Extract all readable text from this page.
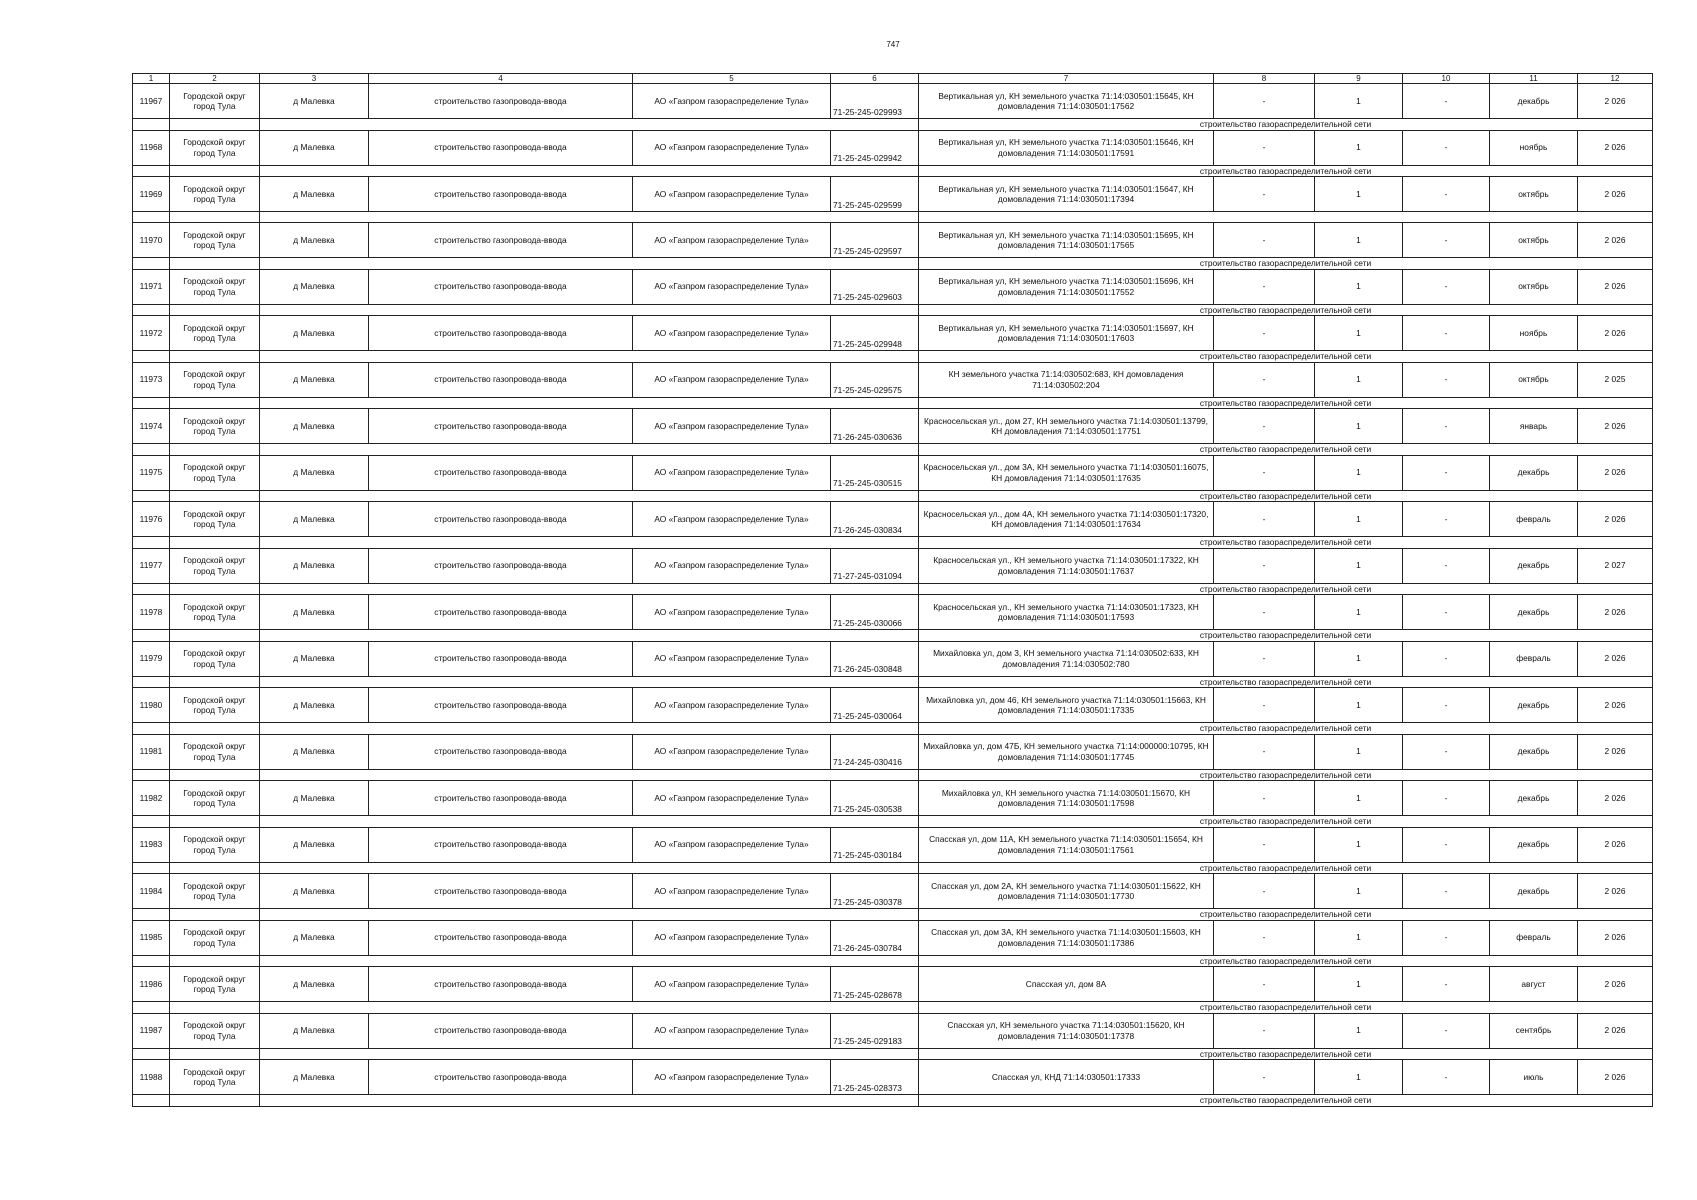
747
1	2	3	4	5	6	7	8	9	10	11	12
11967	Городской округ город Тула	д Малевка	строительство газопровода-ввода	АО «Газпром газораспределение Тула»	71-25-245-029993	Вертикальная ул, КН земельного участка 71:14:030501:15645, КН домовладения 71:14:030501:17562	-	1	-	декабрь	2 026
						строительство газораспределительной сети					
11968	Городской округ город Тула	д Малевка	строительство газопровода-ввода	АО «Газпром газораспределение Тула»	71-25-245-029942	Вертикальная ул, КН земельного участка 71:14:030501:15646, КН домовладения 71:14:030501:17591	-	1	-	ноябрь	2 026
						строительство газораспределительной сети					
11969	Городской округ город Тула	д Малевка	строительство газопровода-ввода	АО «Газпром газораспределение Тула»	71-25-245-029599	Вертикальная ул, КН земельного участка 71:14:030501:15647, КН домовладения 71:14:030501:17394	-	1	-	октябрь	2 026

11970	Городской округ город Тула	д Малевка	строительство газопровода-ввода	АО «Газпром газораспределение Тула»	71-25-245-029597	Вертикальная ул, КН земельного участка 71:14:030501:15695, КН домовладения 71:14:030501:17565	-	1	-	октябрь	2 026
						строительство газораспределительной сети					
11971	Городской округ город Тула	д Малевка	строительство газопровода-ввода	АО «Газпром газораспределение Тула»	71-25-245-029603	Вертикальная ул, КН земельного участка 71:14:030501:15696, КН домовладения 71:14:030501:17552	-	1	-	октябрь	2 026
						строительство газораспределительной сети					
11972	Городской округ город Тула	д Малевка	строительство газопровода-ввода	АО «Газпром газораспределение Тула»	71-25-245-029948	Вертикальная ул, КН земельного участка 71:14:030501:15697, КН домовладения 71:14:030501:17603	-	1	-	ноябрь	2 026
						строительство газораспределительной сети					
11973	Городской округ город Тула	д Малевка	строительство газопровода-ввода	АО «Газпром газораспределение Тула»	71-25-245-029575	КН земельного участка 71:14:030502:683, КН домовладения 71:14:030502:204	-	1	-	октябрь	2 025
						строительство газораспределительной сети					
11974	Городской округ город Тула	д Малевка	строительство газопровода-ввода	АО «Газпром газораспределение Тула»	71-26-245-030636	Красносельская ул., дом 27, КН земельного участка 71:14:030501:13799, КН домовладения 71:14:030501:17751	-	1	-	январь	2 026
						строительство газораспределительной сети					
11975	Городской округ город Тула	д Малевка	строительство газопровода-ввода	АО «Газпром газораспределение Тула»	71-25-245-030515	Красносельская ул., дом 3А, КН земельного участка 71:14:030501:16075, КН домовладения 71:14:030501:17635	-	1	-	декабрь	2 026
						строительство газораспределительной сети					
11976	Городской округ город Тула	д Малевка	строительство газопровода-ввода	АО «Газпром газораспределение Тула»	71-26-245-030834	Красносельская ул., дом 4А, КН земельного участка 71:14:030501:17320, КН домовладения 71:14:030501:17634	-	1	-	февраль	2 026
						строительство газораспределительной сети					
11977	Городской округ город Тула	д Малевка	строительство газопровода-ввода	АО «Газпром газораспределение Тула»	71-27-245-031094	Красносельская ул., КН земельного участка 71:14:030501:17322, КН домовладения 71:14:030501:17637	-	1	-	декабрь	2 027
						строительство газораспределительной сети					
11978	Городской округ город Тула	д Малевка	строительство газопровода-ввода	АО «Газпром газораспределение Тула»	71-25-245-030066	Красносельская ул., КН земельного участка 71:14:030501:17323, КН домовладения 71:14:030501:17593	-	1	-	декабрь	2 026
						строительство газораспределительной сети					
11979	Городской округ город Тула	д Малевка	строительство газопровода-ввода	АО «Газпром газораспределение Тула»	71-26-245-030848	Михайловка ул, дом 3, КН земельного участка 71:14:030502:633, КН домовладения 71:14:030502:780	-	1	-	февраль	2 026
						строительство газораспределительной сети					
11980	Городской округ город Тула	д Малевка	строительство газопровода-ввода	АО «Газпром газораспределение Тула»	71-25-245-030064	Михайловка ул, дом 46, КН земельного участка 71:14:030501:15663, КН домовладения 71:14:030501:17335	-	1	-	декабрь	2 026
						строительство газораспределительной сети					
11981	Городской округ город Тула	д Малевка	строительство газопровода-ввода	АО «Газпром газораспределение Тула»	71-24-245-030416	Михайловка ул, дом 47Б, КН земельного участка 71:14:000000:10795, КН домовладения 71:14:030501:17745	-	1	-	декабрь	2 026
						строительство газораспределительной сети					
11982	Городской округ город Тула	д Малевка	строительство газопровода-ввода	АО «Газпром газораспределение Тула»	71-25-245-030538	Михайловка ул, КН земельного участка 71:14:030501:15670, КН домовладения 71:14:030501:17598	-	1	-	декабрь	2 026
						строительство газораспределительной сети					
11983	Городской округ город Тула	д Малевка	строительство газопровода-ввода	АО «Газпром газораспределение Тула»	71-25-245-030184	Спасская ул, дом 11А, КН земельного участка 71:14:030501:15654, КН домовладения 71:14:030501:17561	-	1	-	декабрь	2 026
						строительство газораспределительной сети					
11984	Городской округ город Тула	д Малевка	строительство газопровода-ввода	АО «Газпром газораспределение Тула»	71-25-245-030378	Спасская ул, дом 2А, КН земельного участка 71:14:030501:15622, КН домовладения 71:14:030501:17730	-	1	-	декабрь	2 026
						строительство газораспределительной сети					
11985	Городской округ город Тула	д Малевка	строительство газопровода-ввода	АО «Газпром газораспределение Тула»	71-26-245-030784	Спасская ул, дом 3А, КН земельного участка 71:14:030501:15603, КН домовладения 71:14:030501:17386	-	1	-	февраль	2 026
						строительство газораспределительной сети					
11986	Городской округ город Тула	д Малевка	строительство газопровода-ввода	АО «Газпром газораспределение Тула»	71-25-245-028678	Спасская ул, дом 8А	-	1	-	август	2 026
						строительство газораспределительной сети					
11987	Городской округ город Тула	д Малевка	строительство газопровода-ввода	АО «Газпром газораспределение Тула»	71-25-245-029183	Спасская ул, КН земельного участка 71:14:030501:15620, КН домовладения 71:14:030501:17378	-	1	-	сентябрь	2 026
						строительство газораспределительной сети					
11988	Городской округ город Тула	д Малевка	строительство газопровода-ввода	АО «Газпром газораспределение Тула»	71-25-245-028373	Спасская ул, КНД 71:14:030501:17333	-	1	-	июль	2 026
						строительство газораспределительной сети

---

**Exercise brief**
State the number of lines holding the word "Михайловка" in the listing. Add nothing else.

**Written answer**
4